## Text zur Analyse
Interessanterweise fallen die Wanderungssalden nicht so negativ aus. Insbesondere Zuzüge Anfang der 90er aus dem Ausland halten trotz immenser Abwanderungen in die Alten Bundesländer die Bevölkerung stabil. Der Wegzug nach Westdeutschland läßt bis Ende der 90er stark nach, um ab 2000 wieder anzusteigen und im Jahr 2003 sogar die Abwanderungsrate von 1993 zu überbieten.
Ende der 90er, nach Verschärfung der Asylgesetzgebung von 1993, sind die Zuzüge nicht mehr aus dem Ausland sondern hauptsächlich Berliner, die sich im sog. engeren Verflechtungsraum ansiedeln. Hier wird ein regionales Problem deutlich. Brandenburgs infrastrukturelle Teilung in einen berlinnahen "engeren Verflechtungsraum" und den von Berlin aus weiter entfernten "äußeren Entwicklungsraum". Ein Begriff der Entwicklungsabsicht suggeriert, obwohl es sich angesichts der Wirtschafts- und Bevölkerungsentwicklung eindeutig um einen "Abwicklungsraum" handelt. Der "äußere Entwicklungsraum" verliert durch Abwanderung ständig Menschen, während in berlinnähe die Abwanderung durch Zuzug mehr als ausgeglichen wird. So gewinnt die Stadt Falkensee, westlich von Berlin Spandau gelegen, bis zu 40% Neubürgerinnen. Aber das ist eine seltene Ausnahme.
Die Daten des Referats Raumbeobachtung des Landesumweltamtes Brandenburg weisen für die Altersgruppe der 20-25 Jährigen in den Jahren zwischen 1993 und 2001 eine Abwanderung per Saldo (also die Zuwanderungen Gleichaltriger sind schon gegengerechnet) von fast ca. 40.000 Personen auf.
Auffallend ist, dass der Anteil der 15 bis 26 jährigen Frauen dabei besonders hoch ist. So verstärkt die Abwanderung junger Frauen die natürliche Bevölkerungs(rück)entwicklung.

## Auszuführende Aufgaben
1/ Kopieren Sie aus dem Text über Brandenburg den Abschnitt zwischen „Auffallend ist, dass“ und „die natürliche Bevölkerungs(rück)entwicklung.“, beide eingeschlossen.
2/ Welche Stadt westlich von Berlin-Spandau gewinnt laut dem Text über Brandenburg bis zu 40 % Neubürgerinnen?

## Vorliegende Zeilen
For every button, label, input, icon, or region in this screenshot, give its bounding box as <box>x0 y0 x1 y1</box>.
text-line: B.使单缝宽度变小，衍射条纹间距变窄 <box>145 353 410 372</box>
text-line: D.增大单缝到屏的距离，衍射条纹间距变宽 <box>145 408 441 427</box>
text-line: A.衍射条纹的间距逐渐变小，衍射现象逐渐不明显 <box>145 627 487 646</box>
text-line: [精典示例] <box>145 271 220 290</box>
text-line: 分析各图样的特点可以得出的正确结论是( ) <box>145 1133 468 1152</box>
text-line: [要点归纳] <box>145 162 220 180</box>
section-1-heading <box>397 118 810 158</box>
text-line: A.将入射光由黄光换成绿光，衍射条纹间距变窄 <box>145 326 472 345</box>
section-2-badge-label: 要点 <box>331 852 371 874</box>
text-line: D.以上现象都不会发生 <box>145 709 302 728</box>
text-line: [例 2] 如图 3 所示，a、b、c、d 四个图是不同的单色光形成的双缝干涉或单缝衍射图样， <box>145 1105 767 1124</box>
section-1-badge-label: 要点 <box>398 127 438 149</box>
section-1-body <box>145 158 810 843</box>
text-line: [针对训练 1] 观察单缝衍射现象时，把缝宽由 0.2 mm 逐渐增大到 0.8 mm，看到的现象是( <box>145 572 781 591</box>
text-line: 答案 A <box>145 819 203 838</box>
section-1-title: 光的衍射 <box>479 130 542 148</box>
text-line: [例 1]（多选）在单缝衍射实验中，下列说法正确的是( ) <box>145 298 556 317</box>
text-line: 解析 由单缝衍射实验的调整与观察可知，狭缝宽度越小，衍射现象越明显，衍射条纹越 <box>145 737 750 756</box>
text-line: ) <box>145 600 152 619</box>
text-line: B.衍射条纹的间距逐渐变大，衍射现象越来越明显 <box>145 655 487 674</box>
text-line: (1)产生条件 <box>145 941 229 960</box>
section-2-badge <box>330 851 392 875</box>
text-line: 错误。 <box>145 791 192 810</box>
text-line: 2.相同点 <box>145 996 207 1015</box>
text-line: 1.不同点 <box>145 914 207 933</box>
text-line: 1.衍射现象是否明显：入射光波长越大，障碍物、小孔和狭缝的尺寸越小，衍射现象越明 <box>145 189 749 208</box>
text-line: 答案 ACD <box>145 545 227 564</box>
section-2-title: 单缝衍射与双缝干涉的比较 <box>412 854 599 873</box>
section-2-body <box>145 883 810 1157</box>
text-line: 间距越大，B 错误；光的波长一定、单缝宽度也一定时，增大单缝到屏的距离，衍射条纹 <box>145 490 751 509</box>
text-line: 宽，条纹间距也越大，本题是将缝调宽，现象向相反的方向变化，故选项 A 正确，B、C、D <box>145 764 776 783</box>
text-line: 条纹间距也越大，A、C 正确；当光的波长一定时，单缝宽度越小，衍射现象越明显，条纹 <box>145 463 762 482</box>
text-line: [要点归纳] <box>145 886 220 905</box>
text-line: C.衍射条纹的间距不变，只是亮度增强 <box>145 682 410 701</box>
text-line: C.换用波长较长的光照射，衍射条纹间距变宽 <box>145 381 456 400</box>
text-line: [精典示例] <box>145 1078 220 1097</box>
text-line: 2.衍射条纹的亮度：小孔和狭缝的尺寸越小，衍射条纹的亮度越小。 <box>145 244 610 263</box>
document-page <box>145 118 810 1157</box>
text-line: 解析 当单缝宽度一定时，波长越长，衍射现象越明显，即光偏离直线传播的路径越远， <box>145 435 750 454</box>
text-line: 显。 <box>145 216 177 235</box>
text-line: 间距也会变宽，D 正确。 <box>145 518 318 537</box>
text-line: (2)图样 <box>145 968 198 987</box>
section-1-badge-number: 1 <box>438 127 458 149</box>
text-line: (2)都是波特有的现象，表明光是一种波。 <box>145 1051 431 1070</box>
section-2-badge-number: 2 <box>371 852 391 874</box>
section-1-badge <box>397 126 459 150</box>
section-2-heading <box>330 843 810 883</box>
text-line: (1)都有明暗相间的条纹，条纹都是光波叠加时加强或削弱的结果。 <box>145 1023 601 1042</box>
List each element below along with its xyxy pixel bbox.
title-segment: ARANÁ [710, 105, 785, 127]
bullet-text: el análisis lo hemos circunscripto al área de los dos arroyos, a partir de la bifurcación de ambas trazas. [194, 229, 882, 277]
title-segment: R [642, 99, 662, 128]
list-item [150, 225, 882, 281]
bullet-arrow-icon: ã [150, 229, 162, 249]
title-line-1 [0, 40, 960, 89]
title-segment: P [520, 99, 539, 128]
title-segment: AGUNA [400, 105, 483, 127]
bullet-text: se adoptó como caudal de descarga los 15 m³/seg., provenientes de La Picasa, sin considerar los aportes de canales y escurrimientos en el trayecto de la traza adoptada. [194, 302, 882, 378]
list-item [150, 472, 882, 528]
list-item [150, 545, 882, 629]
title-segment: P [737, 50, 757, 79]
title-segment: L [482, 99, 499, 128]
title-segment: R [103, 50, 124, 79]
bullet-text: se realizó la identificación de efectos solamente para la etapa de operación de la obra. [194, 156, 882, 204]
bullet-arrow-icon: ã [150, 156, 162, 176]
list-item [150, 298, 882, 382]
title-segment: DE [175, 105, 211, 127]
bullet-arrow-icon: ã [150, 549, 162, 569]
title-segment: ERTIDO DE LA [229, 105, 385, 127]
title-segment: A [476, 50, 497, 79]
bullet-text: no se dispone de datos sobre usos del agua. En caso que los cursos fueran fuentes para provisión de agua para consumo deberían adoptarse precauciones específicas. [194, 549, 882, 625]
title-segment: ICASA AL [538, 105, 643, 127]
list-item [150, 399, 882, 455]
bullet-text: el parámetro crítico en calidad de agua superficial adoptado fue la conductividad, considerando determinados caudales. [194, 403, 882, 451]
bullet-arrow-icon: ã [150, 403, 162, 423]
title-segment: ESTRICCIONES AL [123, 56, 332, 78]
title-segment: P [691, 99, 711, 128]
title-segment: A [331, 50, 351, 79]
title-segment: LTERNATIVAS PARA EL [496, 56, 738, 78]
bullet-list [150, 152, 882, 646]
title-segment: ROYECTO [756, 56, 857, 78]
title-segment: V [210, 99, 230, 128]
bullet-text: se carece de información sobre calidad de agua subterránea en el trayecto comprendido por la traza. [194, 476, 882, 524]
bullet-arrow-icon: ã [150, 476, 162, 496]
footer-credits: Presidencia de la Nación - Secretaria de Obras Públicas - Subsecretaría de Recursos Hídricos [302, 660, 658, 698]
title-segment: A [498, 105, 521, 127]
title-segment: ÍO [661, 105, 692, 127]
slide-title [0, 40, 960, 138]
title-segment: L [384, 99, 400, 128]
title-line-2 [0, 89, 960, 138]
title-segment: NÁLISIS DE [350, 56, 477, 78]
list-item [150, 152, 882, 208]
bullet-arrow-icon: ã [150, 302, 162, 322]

## Lösungen
1/
Auffallend ist, dass der Anteil der 15 bis 26 jährigen Frauen dabei besonders hoch ist. So verstärkt die Abwanderung junger Frauen die natürliche Bevölkerungs(rück)entwicklung.

2/ Falkensee